**Set tasks:**
a) Check the Simpsons name-parsing notes against each statement below. Answer yes or no for each, and quote the words from the notes that settle it.
(i) The pseudocode treats the "C." in Burns's name as a title.
(ii) The name vector was built with code taken from a book.
(iii) In the final output, Lovejoy's name still begins with "Rev.".
b) Answer these questions from the Simpsons name-parsing notes, one answer per line, marked the same way.
(i) What phone number appears right before "Simpson, Homer" in the raw data?
(ii) Which function wraps str_extract_all when the name vector is created?
(iii) What is the fourth name in the final printed output?
c) Continue the Simpsons name-parsing notes from the point where they stop.

**Document extract:**
********************
Q3. The Simpsons

Load data into R data frame

raw.data <-"555-1239Moe Szyslak(636) 555-0113Burns, C. Montgomery555-6542Rev. Timothy Lovejoy555 8904Ned Flanders636-555-3226Simpson, Homer5553642Dr. Julius Hibbert"

raw.data
## [1] "555-1239Moe Szyslak(636) 555-0113Burns, C. Montgomery555-6542Rev. Timothy Lovejoy555 8904Ned Flanders636-555-3226Simpson, Homer5553642Dr. Julius Hibbert"


Create name vector (used code from book)

name <- unlist(str_extract_all(raw.data, "[[:alpha:]., ]{2,}"))


Translate name list to first_name last_name

Pseudocode

  1. for any item in “name” that contains a “,” after a word and before another word, reverse the order of the words before and after.

  2. strip out any titles. be careful of Chuck Burns–that C. is an initial and not a title.

namefl <- str_replace_all(name, "([[:alpha:]]+)(, )([[:alpha:]].+)", "\\3 \\1")

namefl2 <- str_replace_all(namefl, "[[:alpha:]]{2,}\\.", "")

namefl2
## [1] "Moe Szyslak"         "C. Montgomery Burns" " Timothy Lovejoy"   
## [4] "Ned Flanders"        "Homer Simpson"       " Julius Hibbert"
********************
**Collected data:**
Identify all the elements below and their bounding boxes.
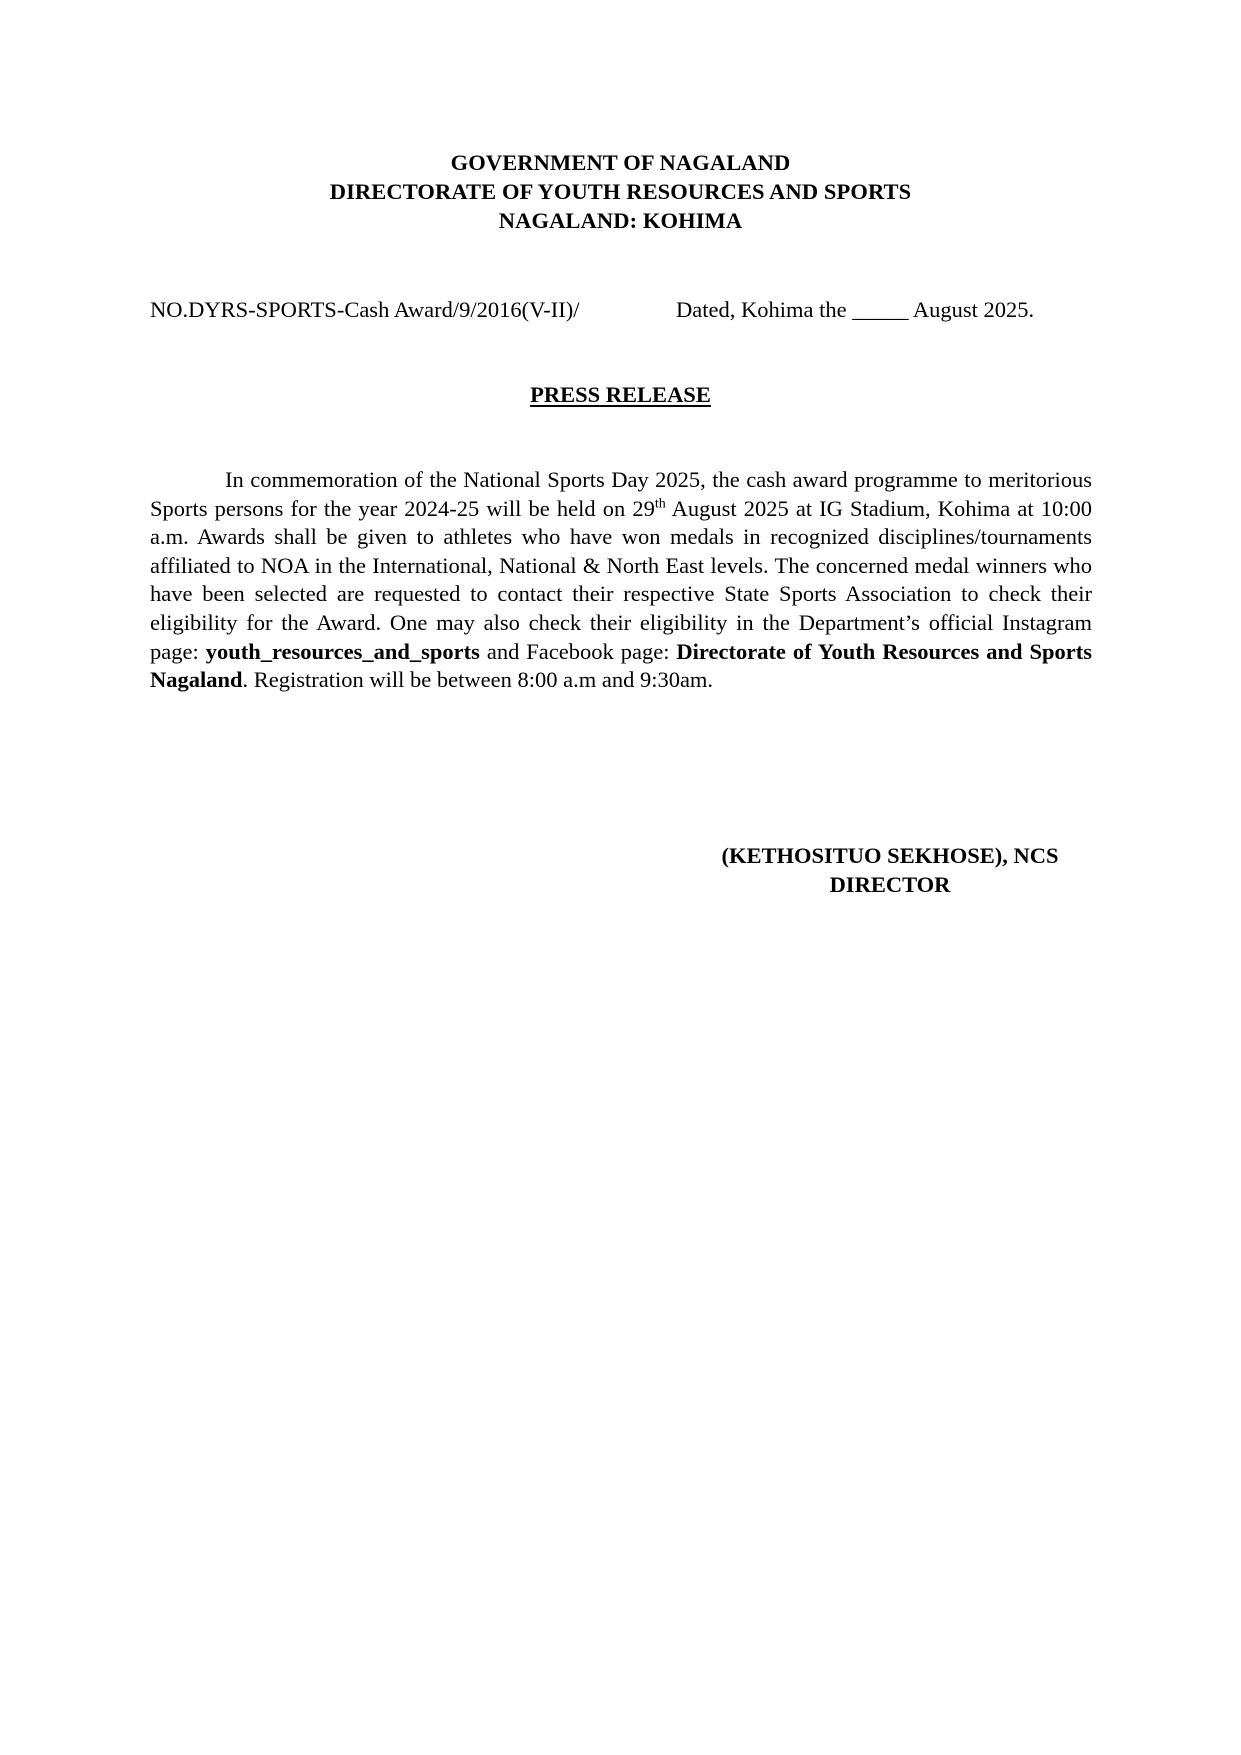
********************
**Written answers:**
a)
(i) No: "that C. is an initial and not a title."
(ii) Yes: "Create name vector (used code from book)"
(iii) No: " Timothy Lovejoy"

b)
(i) 636-555-3226
(ii) unlist
(iii) Ned Flanders

c)
Construct a logical vector indicating whether a character has a title.

str_detect(name, "[[:alpha:]]{2,}\\.")
## [1] FALSE FALSE  TRUE FALSE FALSE  TRUE


Construct a logical vector indicating whether a character has a second name.

I am assuming this means a middle name, though the names given exclude Homer and Dr. Hibbert’s middle names (or that Rev. Lovejoy and Ned Flanders are both Jr.s)

str_detect(namefl2, "(\\.\\ )\\w*\\ \\w*")
## [1] FALSE  TRUE FALSE FALSE FALSE FALSE


Q4. Describe the types of strings that conform to the following regular expressions and construct an example that is matched by the regular expression.

1. [0-9]+\$

The end of the string is at least 1 number (e.g., 6541 or the last four digits of "asdf.4324")


2. \b[az]{1,4}\b

Any combination of the letters a and z that is less than 5 characters long (e.g., 'a', 'az', 'zaaz', 'aaax')


__3. .*?\.txt$__

Any string that ends in '.txt' (e.g., 'bobsyouruncle.txt')


4. \d{2}/\d{2}/\d{4}

2 digits followed by a slash followed by 2 digits followed by a slash followed by 4 digits (e.g., 10/23/1973)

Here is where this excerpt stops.